# WHAT NEEDS TO BE DONE
Identify each line below that contains the word "JSON", and copy it out.

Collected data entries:
##############################

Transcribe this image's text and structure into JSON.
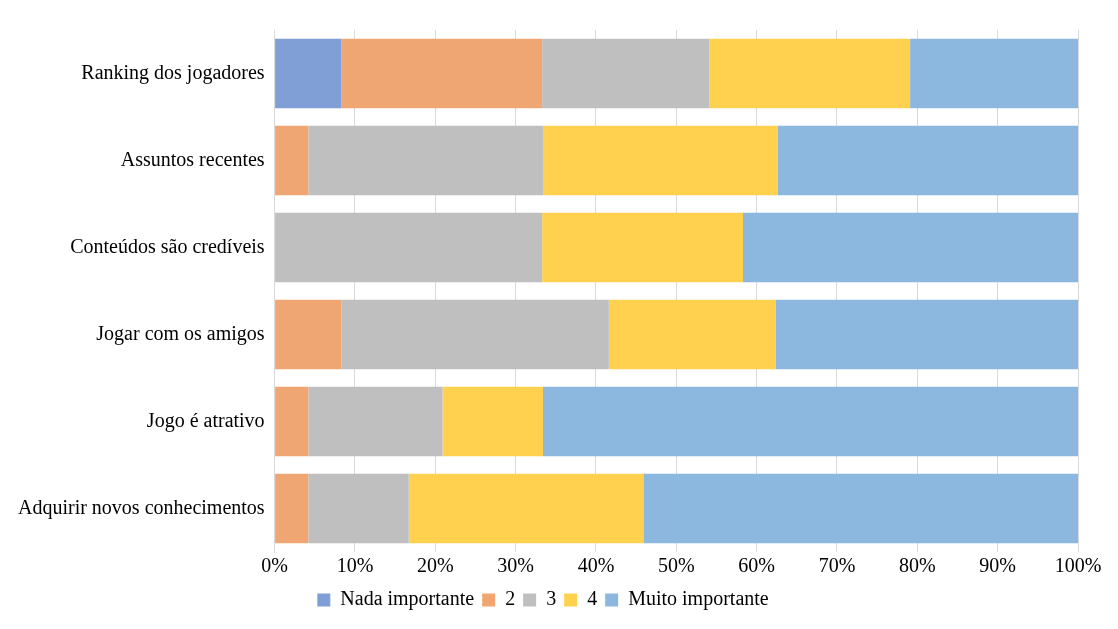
{
  "chart_data": {
    "type": "bar",
    "orientation": "horizontal",
    "stacked": true,
    "categories": [
      "Ranking dos jogadores",
      "Assuntos recentes",
      "Conteúdos são credíveis",
      "Jogar com os amigos",
      "Jogo é atrativo",
      "Adquirir novos conhecimentos"
    ],
    "series": [
      {
        "name": "Nada importante",
        "color": "#7f9fd6",
        "values": [
          8.3,
          0,
          0,
          0,
          0,
          0
        ]
      },
      {
        "name": "2",
        "color": "#f0a672",
        "values": [
          25,
          4.2,
          0,
          8.3,
          4.2,
          4.2
        ]
      },
      {
        "name": "3",
        "color": "#bfbfbf",
        "values": [
          20.8,
          29.2,
          33.3,
          33.3,
          16.7,
          12.5
        ]
      },
      {
        "name": "4",
        "color": "#ffd14f",
        "values": [
          25,
          29.2,
          25,
          20.8,
          12.5,
          29.2
        ]
      },
      {
        "name": "Muito importante",
        "color": "#8cb8e0",
        "values": [
          20.9,
          37.5,
          41.7,
          37.6,
          66.6,
          54.1
        ]
      }
    ],
    "xlim": [
      0,
      100
    ],
    "xticks": [
      {
        "value": 0,
        "label": "0%"
      },
      {
        "value": 10,
        "label": "10%"
      },
      {
        "value": 20,
        "label": "20%"
      },
      {
        "value": 30,
        "label": "30%"
      },
      {
        "value": 40,
        "label": "40%"
      },
      {
        "value": 50,
        "label": "50%"
      },
      {
        "value": 60,
        "label": "60%"
      },
      {
        "value": 70,
        "label": "70%"
      },
      {
        "value": 80,
        "label": "80%"
      },
      {
        "value": 90,
        "label": "90%"
      },
      {
        "value": 100,
        "label": "100%"
      }
    ],
    "grid": "x",
    "legend": "bottom"
  }
}
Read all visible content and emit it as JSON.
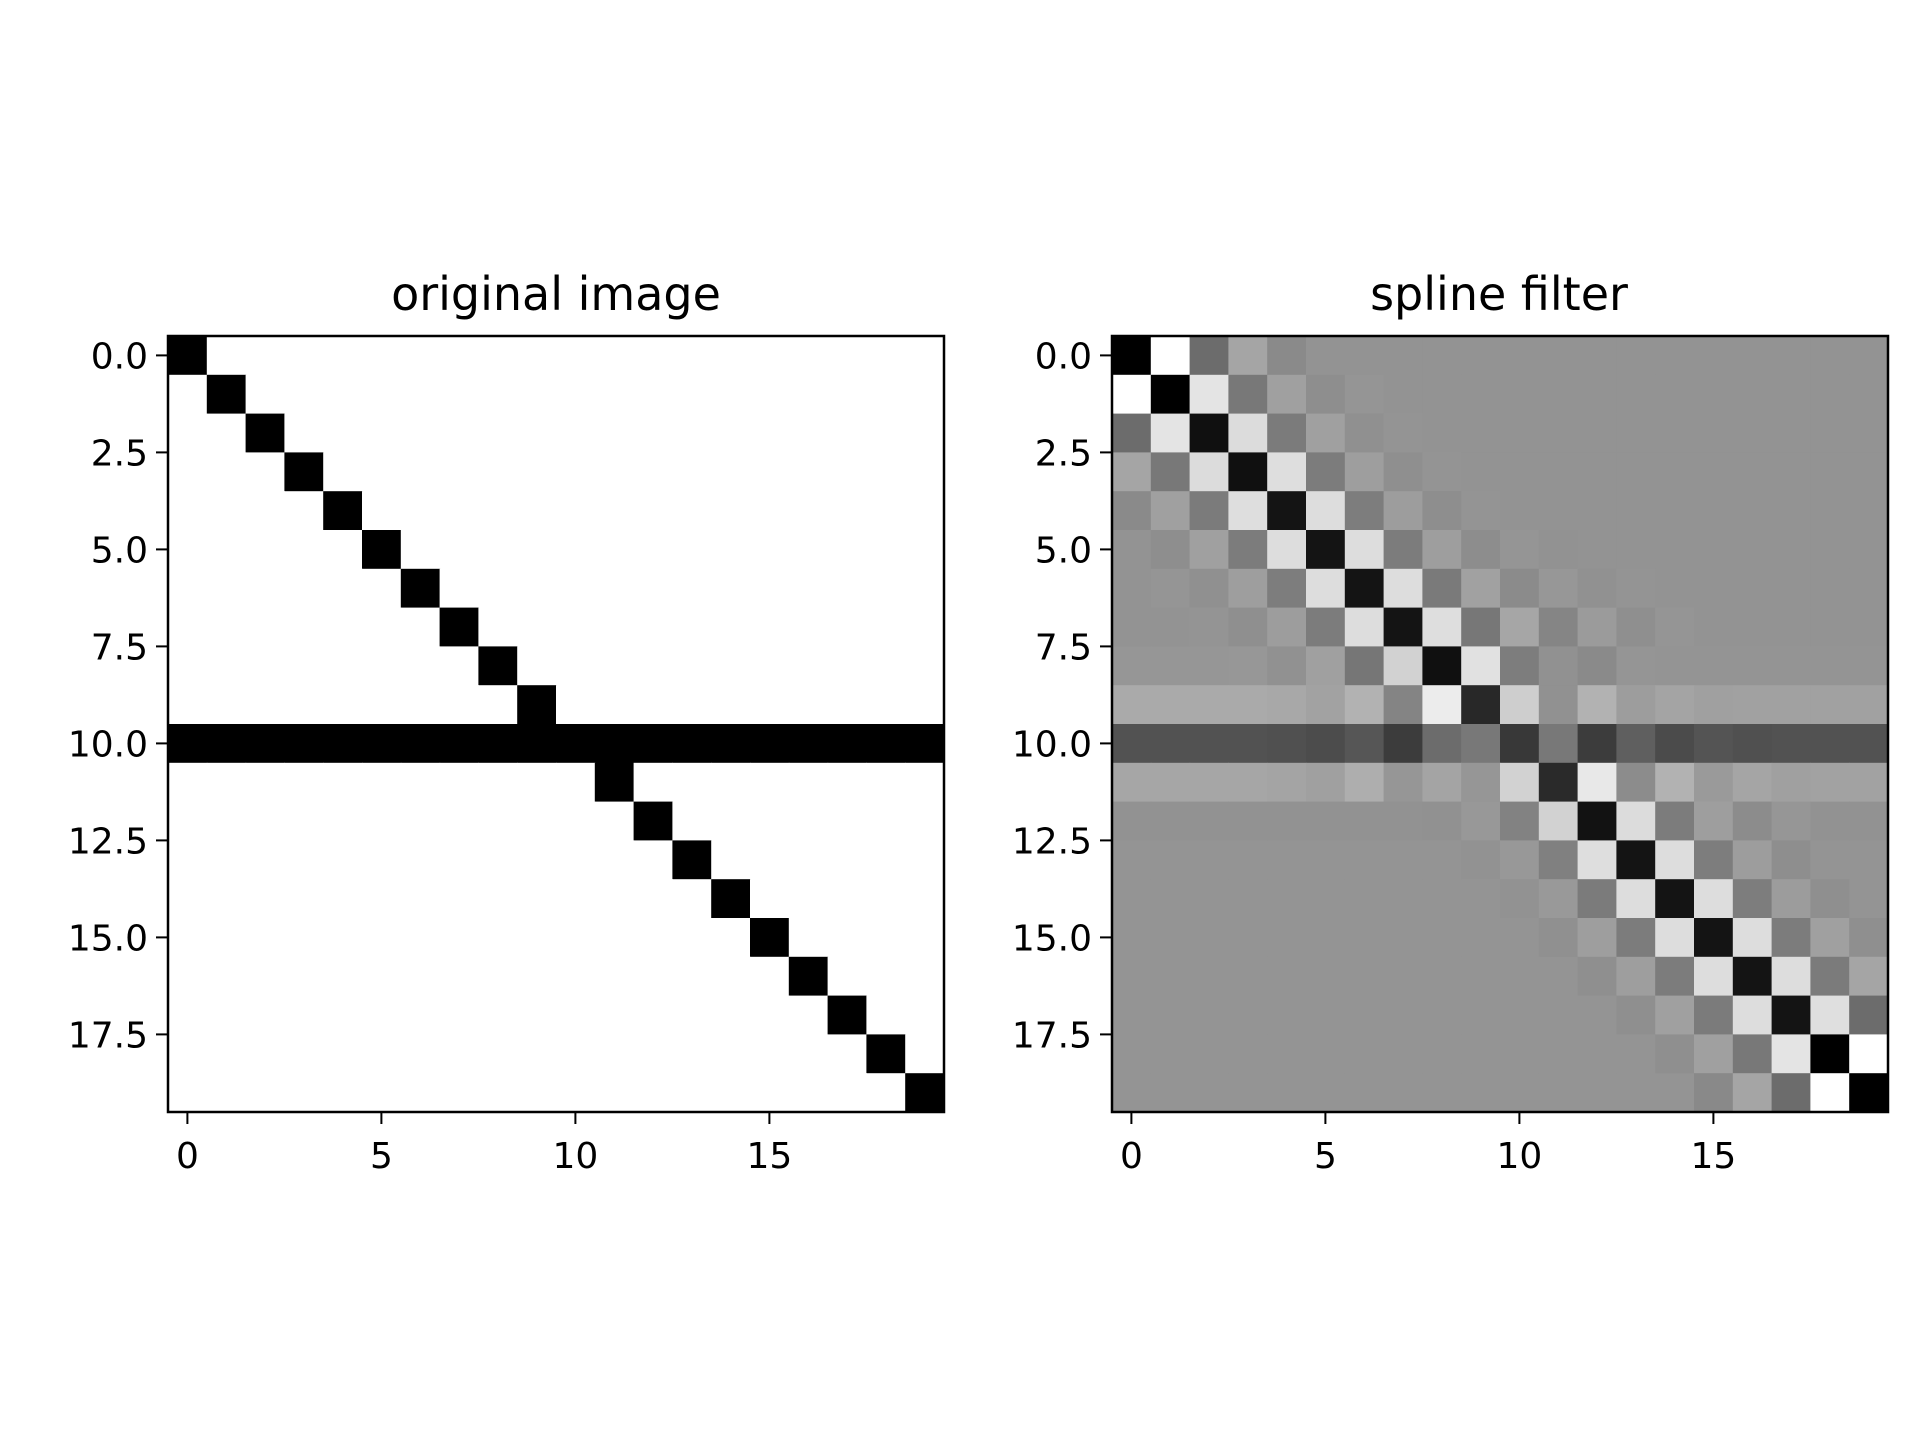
{
  "chart_data": [
    {
      "type": "heatmap",
      "title": "original image",
      "colormap": "gray",
      "shape": [
        20,
        20
      ],
      "x_ticks": [
        0,
        5,
        10,
        15
      ],
      "x_tick_labels": [
        "0",
        "5",
        "10",
        "15"
      ],
      "y_ticks": [
        0,
        2.5,
        5,
        7.5,
        10,
        12.5,
        15,
        17.5
      ],
      "y_tick_labels": [
        "0.0",
        "2.5",
        "5.0",
        "7.5",
        "10.0",
        "12.5",
        "15.0",
        "17.5"
      ],
      "values": [
        [
          0,
          1,
          1,
          1,
          1,
          1,
          1,
          1,
          1,
          1,
          1,
          1,
          1,
          1,
          1,
          1,
          1,
          1,
          1,
          1
        ],
        [
          1,
          0,
          1,
          1,
          1,
          1,
          1,
          1,
          1,
          1,
          1,
          1,
          1,
          1,
          1,
          1,
          1,
          1,
          1,
          1
        ],
        [
          1,
          1,
          0,
          1,
          1,
          1,
          1,
          1,
          1,
          1,
          1,
          1,
          1,
          1,
          1,
          1,
          1,
          1,
          1,
          1
        ],
        [
          1,
          1,
          1,
          0,
          1,
          1,
          1,
          1,
          1,
          1,
          1,
          1,
          1,
          1,
          1,
          1,
          1,
          1,
          1,
          1
        ],
        [
          1,
          1,
          1,
          1,
          0,
          1,
          1,
          1,
          1,
          1,
          1,
          1,
          1,
          1,
          1,
          1,
          1,
          1,
          1,
          1
        ],
        [
          1,
          1,
          1,
          1,
          1,
          0,
          1,
          1,
          1,
          1,
          1,
          1,
          1,
          1,
          1,
          1,
          1,
          1,
          1,
          1
        ],
        [
          1,
          1,
          1,
          1,
          1,
          1,
          0,
          1,
          1,
          1,
          1,
          1,
          1,
          1,
          1,
          1,
          1,
          1,
          1,
          1
        ],
        [
          1,
          1,
          1,
          1,
          1,
          1,
          1,
          0,
          1,
          1,
          1,
          1,
          1,
          1,
          1,
          1,
          1,
          1,
          1,
          1
        ],
        [
          1,
          1,
          1,
          1,
          1,
          1,
          1,
          1,
          0,
          1,
          1,
          1,
          1,
          1,
          1,
          1,
          1,
          1,
          1,
          1
        ],
        [
          1,
          1,
          1,
          1,
          1,
          1,
          1,
          1,
          1,
          0,
          1,
          1,
          1,
          1,
          1,
          1,
          1,
          1,
          1,
          1
        ],
        [
          0,
          0,
          0,
          0,
          0,
          0,
          0,
          0,
          0,
          0,
          0,
          0,
          0,
          0,
          0,
          0,
          0,
          0,
          0,
          0
        ],
        [
          1,
          1,
          1,
          1,
          1,
          1,
          1,
          1,
          1,
          1,
          1,
          0,
          1,
          1,
          1,
          1,
          1,
          1,
          1,
          1
        ],
        [
          1,
          1,
          1,
          1,
          1,
          1,
          1,
          1,
          1,
          1,
          1,
          1,
          0,
          1,
          1,
          1,
          1,
          1,
          1,
          1
        ],
        [
          1,
          1,
          1,
          1,
          1,
          1,
          1,
          1,
          1,
          1,
          1,
          1,
          1,
          0,
          1,
          1,
          1,
          1,
          1,
          1
        ],
        [
          1,
          1,
          1,
          1,
          1,
          1,
          1,
          1,
          1,
          1,
          1,
          1,
          1,
          1,
          0,
          1,
          1,
          1,
          1,
          1
        ],
        [
          1,
          1,
          1,
          1,
          1,
          1,
          1,
          1,
          1,
          1,
          1,
          1,
          1,
          1,
          1,
          0,
          1,
          1,
          1,
          1
        ],
        [
          1,
          1,
          1,
          1,
          1,
          1,
          1,
          1,
          1,
          1,
          1,
          1,
          1,
          1,
          1,
          1,
          0,
          1,
          1,
          1
        ],
        [
          1,
          1,
          1,
          1,
          1,
          1,
          1,
          1,
          1,
          1,
          1,
          1,
          1,
          1,
          1,
          1,
          1,
          0,
          1,
          1
        ],
        [
          1,
          1,
          1,
          1,
          1,
          1,
          1,
          1,
          1,
          1,
          1,
          1,
          1,
          1,
          1,
          1,
          1,
          1,
          0,
          1
        ],
        [
          1,
          1,
          1,
          1,
          1,
          1,
          1,
          1,
          1,
          1,
          1,
          1,
          1,
          1,
          1,
          1,
          1,
          1,
          1,
          0
        ]
      ]
    },
    {
      "type": "heatmap",
      "title": "spline filter",
      "colormap": "gray",
      "shape": [
        20,
        20
      ],
      "x_ticks": [
        0,
        5,
        10,
        15
      ],
      "x_tick_labels": [
        "0",
        "5",
        "10",
        "15"
      ],
      "y_ticks": [
        0,
        2.5,
        5,
        7.5,
        10,
        12.5,
        15,
        17.5
      ],
      "y_tick_labels": [
        "0.0",
        "2.5",
        "5.0",
        "7.5",
        "10.0",
        "12.5",
        "15.0",
        "17.5"
      ],
      "values": [
        [
          0,
          255,
          108,
          165,
          138,
          147,
          147,
          147,
          147,
          147,
          147,
          147,
          147,
          147,
          147,
          147,
          147,
          147,
          147,
          147
        ],
        [
          255,
          0,
          228,
          120,
          160,
          142,
          149,
          147,
          147,
          147,
          147,
          147,
          147,
          147,
          147,
          147,
          147,
          147,
          147,
          147
        ],
        [
          108,
          228,
          16,
          220,
          123,
          160,
          144,
          148,
          147,
          147,
          147,
          147,
          147,
          147,
          147,
          147,
          147,
          147,
          147,
          147
        ],
        [
          165,
          120,
          220,
          16,
          222,
          124,
          158,
          143,
          148,
          147,
          147,
          147,
          147,
          147,
          147,
          147,
          147,
          147,
          147,
          147
        ],
        [
          138,
          160,
          123,
          222,
          20,
          221,
          125,
          157,
          142,
          148,
          147,
          147,
          147,
          147,
          147,
          147,
          147,
          147,
          147,
          147
        ],
        [
          147,
          142,
          160,
          124,
          221,
          20,
          221,
          124,
          158,
          141,
          149,
          146,
          147,
          147,
          147,
          147,
          147,
          147,
          147,
          147
        ],
        [
          147,
          149,
          144,
          158,
          125,
          221,
          20,
          221,
          122,
          161,
          139,
          151,
          145,
          148,
          147,
          147,
          147,
          147,
          147,
          147
        ],
        [
          147,
          147,
          148,
          143,
          157,
          124,
          221,
          20,
          222,
          119,
          166,
          133,
          155,
          143,
          149,
          147,
          147,
          147,
          147,
          147
        ],
        [
          150,
          150,
          150,
          151,
          145,
          160,
          118,
          210,
          16,
          225,
          125,
          145,
          138,
          149,
          148,
          148,
          148,
          148,
          148,
          148
        ],
        [
          170,
          170,
          170,
          170,
          168,
          162,
          178,
          132,
          236,
          40,
          206,
          145,
          178,
          157,
          164,
          160,
          161,
          161,
          161,
          161
        ],
        [
          82,
          82,
          82,
          82,
          80,
          76,
          86,
          60,
          108,
          120,
          56,
          120,
          60,
          95,
          75,
          84,
          80,
          82,
          82,
          82
        ],
        [
          166,
          166,
          166,
          166,
          164,
          160,
          174,
          150,
          164,
          150,
          210,
          42,
          232,
          140,
          178,
          154,
          165,
          160,
          162,
          162
        ],
        [
          146,
          146,
          146,
          146,
          146,
          146,
          146,
          146,
          145,
          152,
          130,
          210,
          18,
          220,
          124,
          158,
          140,
          150,
          146,
          146
        ],
        [
          148,
          148,
          148,
          148,
          148,
          148,
          148,
          148,
          148,
          146,
          152,
          128,
          222,
          20,
          221,
          125,
          157,
          142,
          148,
          148
        ],
        [
          148,
          148,
          148,
          148,
          148,
          148,
          148,
          148,
          148,
          148,
          146,
          153,
          123,
          221,
          20,
          221,
          125,
          156,
          143,
          148
        ],
        [
          148,
          148,
          148,
          148,
          148,
          148,
          148,
          148,
          148,
          148,
          148,
          144,
          158,
          124,
          221,
          20,
          221,
          124,
          160,
          143
        ],
        [
          148,
          148,
          148,
          148,
          148,
          148,
          148,
          148,
          148,
          148,
          148,
          148,
          143,
          158,
          124,
          221,
          20,
          221,
          123,
          165
        ],
        [
          148,
          148,
          148,
          148,
          148,
          148,
          148,
          148,
          148,
          148,
          148,
          148,
          148,
          143,
          160,
          123,
          221,
          20,
          223,
          108
        ],
        [
          148,
          148,
          148,
          148,
          148,
          148,
          148,
          148,
          148,
          148,
          148,
          148,
          148,
          148,
          143,
          160,
          120,
          228,
          0,
          255
        ],
        [
          148,
          148,
          148,
          148,
          148,
          148,
          148,
          148,
          148,
          148,
          148,
          148,
          148,
          148,
          148,
          137,
          165,
          108,
          255,
          0
        ]
      ]
    }
  ]
}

##############################

# THE RESPONSE
Transcribe this image's text and structure into JSON.
Read all visible content and emit it as JSON.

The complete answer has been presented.